* Excerpt provided
Knowledge-Aware Evolution for Streaming Federated Continual Learning with Category Overlap and without Task Identifiers
Sixing Tan, Xianmin Liu
TL;DR
This work tackles streaming Federated Continual Learning where data batches are disjoint across FL rounds and may share categories, with no explicit task identifiers. It introduces FedKACE, a framework integrating adaptive inference model switching, gradient-balanced replay, and kernel spectral boundary buffer maintenance to resolve knowledge confusion and sustain performance across all observed categories. The authors provide theoretical regret analyses for the buffer maintenance component and the overall FedKACE pipeline, and show empirical gains on CIFAR100 and ImageNet100 over multiple overlap settings compared to strong baselines. The approach enables robust cross-client continual adaptation in realistic streaming federated settings, offering practical benefits for privacy-preserving, non-stationary learning without task boundaries. Overall, FedKACE advances practical streaming FCL by unifying adaptive model switching, dynamic replay weighting, and informed buffer construction with provable guarantees.

* Data extracts
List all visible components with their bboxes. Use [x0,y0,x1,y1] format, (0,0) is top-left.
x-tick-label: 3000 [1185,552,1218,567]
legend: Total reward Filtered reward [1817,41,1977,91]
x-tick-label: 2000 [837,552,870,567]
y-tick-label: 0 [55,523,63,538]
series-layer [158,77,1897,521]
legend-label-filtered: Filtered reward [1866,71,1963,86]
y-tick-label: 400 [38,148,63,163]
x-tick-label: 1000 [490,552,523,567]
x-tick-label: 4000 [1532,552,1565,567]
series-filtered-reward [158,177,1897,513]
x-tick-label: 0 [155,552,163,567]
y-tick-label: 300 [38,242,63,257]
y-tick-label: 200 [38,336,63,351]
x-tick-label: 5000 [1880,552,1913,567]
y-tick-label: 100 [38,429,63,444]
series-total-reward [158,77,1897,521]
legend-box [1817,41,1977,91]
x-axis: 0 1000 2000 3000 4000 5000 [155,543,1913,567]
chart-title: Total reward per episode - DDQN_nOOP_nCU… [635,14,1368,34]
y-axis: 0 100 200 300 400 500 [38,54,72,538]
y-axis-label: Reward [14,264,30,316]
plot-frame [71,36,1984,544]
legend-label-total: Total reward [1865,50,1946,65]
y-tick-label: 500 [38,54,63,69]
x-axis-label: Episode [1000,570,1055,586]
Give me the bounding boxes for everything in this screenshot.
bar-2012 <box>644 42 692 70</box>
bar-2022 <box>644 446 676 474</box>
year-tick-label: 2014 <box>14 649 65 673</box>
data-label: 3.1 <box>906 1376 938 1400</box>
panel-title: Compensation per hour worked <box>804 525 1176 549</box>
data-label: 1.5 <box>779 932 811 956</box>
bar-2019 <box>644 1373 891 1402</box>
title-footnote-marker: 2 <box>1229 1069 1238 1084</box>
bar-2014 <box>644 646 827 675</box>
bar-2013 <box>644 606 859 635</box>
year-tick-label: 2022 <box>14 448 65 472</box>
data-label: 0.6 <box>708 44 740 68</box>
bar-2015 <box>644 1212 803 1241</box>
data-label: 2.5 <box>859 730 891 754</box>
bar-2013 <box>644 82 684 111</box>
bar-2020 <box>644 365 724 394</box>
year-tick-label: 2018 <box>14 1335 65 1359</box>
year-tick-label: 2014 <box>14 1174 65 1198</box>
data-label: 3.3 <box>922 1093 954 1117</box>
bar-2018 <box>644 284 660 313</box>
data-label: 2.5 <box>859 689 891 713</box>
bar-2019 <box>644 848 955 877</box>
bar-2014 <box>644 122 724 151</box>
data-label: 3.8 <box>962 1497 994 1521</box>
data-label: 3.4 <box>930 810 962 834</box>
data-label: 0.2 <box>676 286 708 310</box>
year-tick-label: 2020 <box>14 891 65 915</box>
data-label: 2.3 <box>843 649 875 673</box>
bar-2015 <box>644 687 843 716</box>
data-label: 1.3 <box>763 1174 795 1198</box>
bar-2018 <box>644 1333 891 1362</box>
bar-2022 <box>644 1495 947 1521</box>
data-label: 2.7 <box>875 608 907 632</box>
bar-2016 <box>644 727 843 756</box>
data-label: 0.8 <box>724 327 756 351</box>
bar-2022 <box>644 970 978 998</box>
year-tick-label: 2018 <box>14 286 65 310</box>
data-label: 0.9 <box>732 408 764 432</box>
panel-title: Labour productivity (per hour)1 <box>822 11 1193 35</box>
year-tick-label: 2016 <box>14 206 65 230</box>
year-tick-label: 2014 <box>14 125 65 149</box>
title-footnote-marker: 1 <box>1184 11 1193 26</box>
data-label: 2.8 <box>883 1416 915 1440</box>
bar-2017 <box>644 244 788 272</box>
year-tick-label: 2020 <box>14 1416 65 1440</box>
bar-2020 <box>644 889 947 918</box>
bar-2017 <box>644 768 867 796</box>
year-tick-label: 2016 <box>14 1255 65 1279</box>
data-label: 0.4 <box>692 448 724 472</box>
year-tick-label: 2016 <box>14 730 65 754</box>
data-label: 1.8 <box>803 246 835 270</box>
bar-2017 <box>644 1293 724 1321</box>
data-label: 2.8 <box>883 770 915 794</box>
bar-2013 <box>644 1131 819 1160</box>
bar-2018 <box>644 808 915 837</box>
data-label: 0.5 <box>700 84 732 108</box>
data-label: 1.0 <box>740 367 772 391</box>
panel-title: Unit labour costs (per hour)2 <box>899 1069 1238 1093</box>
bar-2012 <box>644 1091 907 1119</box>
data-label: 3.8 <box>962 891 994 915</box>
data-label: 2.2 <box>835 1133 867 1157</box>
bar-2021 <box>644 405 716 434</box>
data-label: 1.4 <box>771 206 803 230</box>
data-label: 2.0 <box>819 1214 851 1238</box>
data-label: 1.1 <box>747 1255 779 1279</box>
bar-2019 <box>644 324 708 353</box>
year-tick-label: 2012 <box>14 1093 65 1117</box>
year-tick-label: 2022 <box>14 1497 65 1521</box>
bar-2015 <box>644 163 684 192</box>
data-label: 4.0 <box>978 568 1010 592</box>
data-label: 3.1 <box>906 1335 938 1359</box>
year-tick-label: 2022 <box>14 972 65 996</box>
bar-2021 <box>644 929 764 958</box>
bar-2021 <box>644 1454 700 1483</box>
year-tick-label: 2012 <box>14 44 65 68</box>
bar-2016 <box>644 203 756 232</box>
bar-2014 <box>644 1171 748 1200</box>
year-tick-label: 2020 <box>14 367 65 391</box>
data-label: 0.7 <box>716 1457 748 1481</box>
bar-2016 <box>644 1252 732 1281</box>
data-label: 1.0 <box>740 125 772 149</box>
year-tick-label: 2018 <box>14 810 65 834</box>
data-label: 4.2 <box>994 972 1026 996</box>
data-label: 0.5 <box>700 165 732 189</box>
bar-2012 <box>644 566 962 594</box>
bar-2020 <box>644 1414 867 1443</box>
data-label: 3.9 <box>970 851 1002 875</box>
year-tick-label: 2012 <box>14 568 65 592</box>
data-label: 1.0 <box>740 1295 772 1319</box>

* To do
Continue the summary of the streaming federated continual learning paper above, picking up after its final sentence.

* Expected answer
Abstract
Federated Continual Learning (FCL) leverages inter-client collaboration to balance new knowledge acquisition and prior knowledge retention in non-stationary data. However, existing batch-based FCL methods lack adaptability to streaming scenarios featuring category overlap between old and new data and absent task identifiers, leading to indistinguishability of old and new knowledge, uncertain task assignments for samples, and knowledge confusion.To address this, we propose streaming federated continual learning setting: per federated learning (FL) round, clients process streaming data with disjoint samples and potentially overlapping categories without task identifiers, necessitating sustained inference capability for all prior categories after each FL round.Next, we introduce FedKACE: 1) an adaptive inference model switching mechanism that enables unidirectional switching from local model to global model to achieve a trade-off between personalization and generalization; 2) a adaptive gradient-balanced replay scheme that reconciles new knowledge learning and old knowledge retention under overlapping-class scenarios; 3) a kernel spectral boundary buffer maintenance that preserves high-information and high-boundary-influence samples to optimize cross-round knowledge retention. Experiments across multiple scenarios and regret analysis demonstrate the effectiveness of FedKACE.